__RECORDS FOR THE EXERCISE__:
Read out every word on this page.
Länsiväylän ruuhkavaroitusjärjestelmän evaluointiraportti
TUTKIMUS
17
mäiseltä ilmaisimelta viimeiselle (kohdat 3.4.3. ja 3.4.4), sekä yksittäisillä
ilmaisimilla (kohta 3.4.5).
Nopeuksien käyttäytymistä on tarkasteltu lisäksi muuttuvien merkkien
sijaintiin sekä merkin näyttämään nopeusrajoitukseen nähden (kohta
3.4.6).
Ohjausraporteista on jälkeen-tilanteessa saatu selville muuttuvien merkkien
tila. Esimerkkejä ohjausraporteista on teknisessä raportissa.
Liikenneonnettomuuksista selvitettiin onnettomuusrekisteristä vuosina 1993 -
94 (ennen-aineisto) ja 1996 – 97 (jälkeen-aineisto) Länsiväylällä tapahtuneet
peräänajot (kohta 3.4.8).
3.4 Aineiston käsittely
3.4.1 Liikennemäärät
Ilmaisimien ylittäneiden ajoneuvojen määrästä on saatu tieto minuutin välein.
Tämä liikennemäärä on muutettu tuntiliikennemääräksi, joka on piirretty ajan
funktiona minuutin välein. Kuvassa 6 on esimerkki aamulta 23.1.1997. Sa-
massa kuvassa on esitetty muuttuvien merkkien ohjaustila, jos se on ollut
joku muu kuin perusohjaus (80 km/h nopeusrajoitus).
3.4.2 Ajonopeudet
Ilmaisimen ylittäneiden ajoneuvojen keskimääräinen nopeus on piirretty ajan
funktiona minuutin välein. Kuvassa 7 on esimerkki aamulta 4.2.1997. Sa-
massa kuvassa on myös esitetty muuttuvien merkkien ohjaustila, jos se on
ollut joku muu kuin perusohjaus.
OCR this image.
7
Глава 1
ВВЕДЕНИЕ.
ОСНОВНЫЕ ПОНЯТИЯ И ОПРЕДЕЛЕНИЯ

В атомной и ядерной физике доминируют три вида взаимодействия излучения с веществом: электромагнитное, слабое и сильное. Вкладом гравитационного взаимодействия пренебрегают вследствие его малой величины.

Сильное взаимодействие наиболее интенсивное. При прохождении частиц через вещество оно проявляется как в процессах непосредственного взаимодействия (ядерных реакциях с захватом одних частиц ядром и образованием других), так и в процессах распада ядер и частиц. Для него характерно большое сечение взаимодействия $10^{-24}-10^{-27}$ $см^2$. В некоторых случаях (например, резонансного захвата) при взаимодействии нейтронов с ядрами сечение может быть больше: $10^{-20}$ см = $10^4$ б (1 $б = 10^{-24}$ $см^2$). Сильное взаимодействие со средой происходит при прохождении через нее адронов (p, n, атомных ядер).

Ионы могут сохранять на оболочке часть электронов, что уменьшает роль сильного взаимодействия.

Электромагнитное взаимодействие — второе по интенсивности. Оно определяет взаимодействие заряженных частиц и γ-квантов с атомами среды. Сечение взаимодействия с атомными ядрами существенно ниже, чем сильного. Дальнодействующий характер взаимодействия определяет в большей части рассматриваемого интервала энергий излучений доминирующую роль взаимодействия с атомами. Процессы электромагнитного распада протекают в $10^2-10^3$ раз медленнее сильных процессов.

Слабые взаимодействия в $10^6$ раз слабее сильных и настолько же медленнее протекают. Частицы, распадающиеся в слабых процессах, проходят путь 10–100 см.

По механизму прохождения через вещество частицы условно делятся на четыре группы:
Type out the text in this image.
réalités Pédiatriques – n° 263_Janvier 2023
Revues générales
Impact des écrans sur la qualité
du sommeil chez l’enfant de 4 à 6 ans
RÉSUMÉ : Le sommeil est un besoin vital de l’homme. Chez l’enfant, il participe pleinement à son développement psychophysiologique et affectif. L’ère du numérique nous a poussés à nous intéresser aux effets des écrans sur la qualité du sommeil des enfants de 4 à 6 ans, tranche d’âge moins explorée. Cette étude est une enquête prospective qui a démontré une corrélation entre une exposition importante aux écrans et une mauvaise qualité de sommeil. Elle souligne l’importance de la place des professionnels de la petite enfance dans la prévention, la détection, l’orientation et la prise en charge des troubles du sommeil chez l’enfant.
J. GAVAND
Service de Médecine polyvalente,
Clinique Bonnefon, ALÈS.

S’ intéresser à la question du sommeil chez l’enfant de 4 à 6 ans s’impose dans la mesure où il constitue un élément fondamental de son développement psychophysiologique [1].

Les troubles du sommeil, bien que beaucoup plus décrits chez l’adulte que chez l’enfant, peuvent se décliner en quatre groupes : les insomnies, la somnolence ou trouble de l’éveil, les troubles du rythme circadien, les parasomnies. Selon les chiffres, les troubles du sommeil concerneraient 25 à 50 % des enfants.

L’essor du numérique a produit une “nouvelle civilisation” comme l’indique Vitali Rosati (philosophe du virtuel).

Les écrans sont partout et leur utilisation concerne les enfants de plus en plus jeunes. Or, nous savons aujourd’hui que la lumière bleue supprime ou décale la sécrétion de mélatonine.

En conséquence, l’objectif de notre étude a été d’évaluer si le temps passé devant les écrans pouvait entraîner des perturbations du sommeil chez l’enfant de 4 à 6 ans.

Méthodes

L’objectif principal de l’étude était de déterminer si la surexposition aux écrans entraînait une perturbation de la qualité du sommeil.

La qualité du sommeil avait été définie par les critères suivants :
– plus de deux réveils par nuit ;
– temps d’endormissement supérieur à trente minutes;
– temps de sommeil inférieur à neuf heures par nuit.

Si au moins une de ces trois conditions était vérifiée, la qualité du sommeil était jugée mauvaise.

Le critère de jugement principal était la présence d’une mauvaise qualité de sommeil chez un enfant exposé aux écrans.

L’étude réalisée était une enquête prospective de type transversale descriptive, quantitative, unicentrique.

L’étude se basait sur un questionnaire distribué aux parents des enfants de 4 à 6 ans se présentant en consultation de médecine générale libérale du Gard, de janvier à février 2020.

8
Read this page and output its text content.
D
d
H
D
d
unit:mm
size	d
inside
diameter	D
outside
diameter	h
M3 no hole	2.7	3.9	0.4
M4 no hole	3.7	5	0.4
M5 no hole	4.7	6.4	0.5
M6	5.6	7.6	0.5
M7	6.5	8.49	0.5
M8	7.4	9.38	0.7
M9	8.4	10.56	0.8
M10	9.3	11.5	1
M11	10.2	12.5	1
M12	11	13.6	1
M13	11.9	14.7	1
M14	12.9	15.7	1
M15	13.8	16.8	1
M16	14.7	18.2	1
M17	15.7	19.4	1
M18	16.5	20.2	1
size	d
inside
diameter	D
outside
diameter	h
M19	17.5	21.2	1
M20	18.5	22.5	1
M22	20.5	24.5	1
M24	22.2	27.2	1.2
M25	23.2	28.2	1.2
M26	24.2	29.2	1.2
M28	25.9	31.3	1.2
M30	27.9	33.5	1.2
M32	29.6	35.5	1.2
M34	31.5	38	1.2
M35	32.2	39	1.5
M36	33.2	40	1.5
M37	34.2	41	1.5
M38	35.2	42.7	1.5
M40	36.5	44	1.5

__GIVEN EXERCISE__:
Print the records once more, exactly as they were given.

__SOLUTION FOR THIS EXERCISE__:
Read out every word on this page.
Länsiväylän ruuhkavaroitusjärjestelmän evaluointiraportti
TUTKIMUS
17
mäiseltä ilmaisimelta viimeiselle (kohdat 3.4.3. ja 3.4.4), sekä yksittäisillä
ilmaisimilla (kohta 3.4.5).
Nopeuksien käyttäytymistä on tarkasteltu lisäksi muuttuvien merkkien
sijaintiin sekä merkin näyttämään nopeusrajoitukseen nähden (kohta
3.4.6).
Ohjausraporteista on jälkeen-tilanteessa saatu selville muuttuvien merkkien
tila. Esimerkkejä ohjausraporteista on teknisessä raportissa.
Liikenneonnettomuuksista selvitettiin onnettomuusrekisteristä vuosina 1993 -
94 (ennen-aineisto) ja 1996 – 97 (jälkeen-aineisto) Länsiväylällä tapahtuneet
peräänajot (kohta 3.4.8).
3.4 Aineiston käsittely
3.4.1 Liikennemäärät
Ilmaisimien ylittäneiden ajoneuvojen määrästä on saatu tieto minuutin välein.
Tämä liikennemäärä on muutettu tuntiliikennemääräksi, joka on piirretty ajan
funktiona minuutin välein. Kuvassa 6 on esimerkki aamulta 23.1.1997. Sa-
massa kuvassa on esitetty muuttuvien merkkien ohjaustila, jos se on ollut
joku muu kuin perusohjaus (80 km/h nopeusrajoitus).
3.4.2 Ajonopeudet
Ilmaisimen ylittäneiden ajoneuvojen keskimääräinen nopeus on piirretty ajan
funktiona minuutin välein. Kuvassa 7 on esimerkki aamulta 4.2.1997. Sa-
massa kuvassa on myös esitetty muuttuvien merkkien ohjaustila, jos se on
ollut joku muu kuin perusohjaus.
OCR this image.
7
Глава 1
ВВЕДЕНИЕ.
ОСНОВНЫЕ ПОНЯТИЯ И ОПРЕДЕЛЕНИЯ

В атомной и ядерной физике доминируют три вида взаимодействия излучения с веществом: электромагнитное, слабое и сильное. Вкладом гравитационного взаимодействия пренебрегают вследствие его малой величины.

Сильное взаимодействие наиболее интенсивное. При прохождении частиц через вещество оно проявляется как в процессах непосредственного взаимодействия (ядерных реакциях с захватом одних частиц ядром и образованием других), так и в процессах распада ядер и частиц. Для него характерно большое сечение взаимодействия $10^{-24}-10^{-27}$ $см^2$. В некоторых случаях (например, резонансного захвата) при взаимодействии нейтронов с ядрами сечение может быть больше: $10^{-20}$ см = $10^4$ б (1 $б = 10^{-24}$ $см^2$). Сильное взаимодействие со средой происходит при прохождении через нее адронов (p, n, атомных ядер).

Ионы могут сохранять на оболочке часть электронов, что уменьшает роль сильного взаимодействия.

Электромагнитное взаимодействие — второе по интенсивности. Оно определяет взаимодействие заряженных частиц и γ-квантов с атомами среды. Сечение взаимодействия с атомными ядрами существенно ниже, чем сильного. Дальнодействующий характер взаимодействия определяет в большей части рассматриваемого интервала энергий излучений доминирующую роль взаимодействия с атомами. Процессы электромагнитного распада протекают в $10^2-10^3$ раз медленнее сильных процессов.

Слабые взаимодействия в $10^6$ раз слабее сильных и настолько же медленнее протекают. Частицы, распадающиеся в слабых процессах, проходят путь 10–100 см.

По механизму прохождения через вещество частицы условно делятся на четыре группы:
Type out the text in this image.
réalités Pédiatriques – n° 263_Janvier 2023
Revues générales
Impact des écrans sur la qualité
du sommeil chez l’enfant de 4 à 6 ans
RÉSUMÉ : Le sommeil est un besoin vital de l’homme. Chez l’enfant, il participe pleinement à son développement psychophysiologique et affectif. L’ère du numérique nous a poussés à nous intéresser aux effets des écrans sur la qualité du sommeil des enfants de 4 à 6 ans, tranche d’âge moins explorée. Cette étude est une enquête prospective qui a démontré une corrélation entre une exposition importante aux écrans et une mauvaise qualité de sommeil. Elle souligne l’importance de la place des professionnels de la petite enfance dans la prévention, la détection, l’orientation et la prise en charge des troubles du sommeil chez l’enfant.
J. GAVAND
Service de Médecine polyvalente,
Clinique Bonnefon, ALÈS.

S’ intéresser à la question du sommeil chez l’enfant de 4 à 6 ans s’impose dans la mesure où il constitue un élément fondamental de son développement psychophysiologique [1].

Les troubles du sommeil, bien que beaucoup plus décrits chez l’adulte que chez l’enfant, peuvent se décliner en quatre groupes : les insomnies, la somnolence ou trouble de l’éveil, les troubles du rythme circadien, les parasomnies. Selon les chiffres, les troubles du sommeil concerneraient 25 à 50 % des enfants.

L’essor du numérique a produit une “nouvelle civilisation” comme l’indique Vitali Rosati (philosophe du virtuel).

Les écrans sont partout et leur utilisation concerne les enfants de plus en plus jeunes. Or, nous savons aujourd’hui que la lumière bleue supprime ou décale la sécrétion de mélatonine.

En conséquence, l’objectif de notre étude a été d’évaluer si le temps passé devant les écrans pouvait entraîner des perturbations du sommeil chez l’enfant de 4 à 6 ans.

Méthodes

L’objectif principal de l’étude était de déterminer si la surexposition aux écrans entraînait une perturbation de la qualité du sommeil.

La qualité du sommeil avait été définie par les critères suivants :
– plus de deux réveils par nuit ;
– temps d’endormissement supérieur à trente minutes;
– temps de sommeil inférieur à neuf heures par nuit.

Si au moins une de ces trois conditions était vérifiée, la qualité du sommeil était jugée mauvaise.

Le critère de jugement principal était la présence d’une mauvaise qualité de sommeil chez un enfant exposé aux écrans.

L’étude réalisée était une enquête prospective de type transversale descriptive, quantitative, unicentrique.

L’étude se basait sur un questionnaire distribué aux parents des enfants de 4 à 6 ans se présentant en consultation de médecine générale libérale du Gard, de janvier à février 2020.

8
Read this page and output its text content.
D
d
H
D
d
unit:mm
size	d
inside
diameter	D
outside
diameter	h
M3 no hole	2.7	3.9	0.4
M4 no hole	3.7	5	0.4
M5 no hole	4.7	6.4	0.5
M6	5.6	7.6	0.5
M7	6.5	8.49	0.5
M8	7.4	9.38	0.7
M9	8.4	10.56	0.8
M10	9.3	11.5	1
M11	10.2	12.5	1
M12	11	13.6	1
M13	11.9	14.7	1
M14	12.9	15.7	1
M15	13.8	16.8	1
M16	14.7	18.2	1
M17	15.7	19.4	1
M18	16.5	20.2	1
size	d
inside
diameter	D
outside
diameter	h
M19	17.5	21.2	1
M20	18.5	22.5	1
M22	20.5	24.5	1
M24	22.2	27.2	1.2
M25	23.2	28.2	1.2
M26	24.2	29.2	1.2
M28	25.9	31.3	1.2
M30	27.9	33.5	1.2
M32	29.6	35.5	1.2
M34	31.5	38	1.2
M35	32.2	39	1.5
M36	33.2	40	1.5
M37	34.2	41	1.5
M38	35.2	42.7	1.5
M40	36.5	44	1.5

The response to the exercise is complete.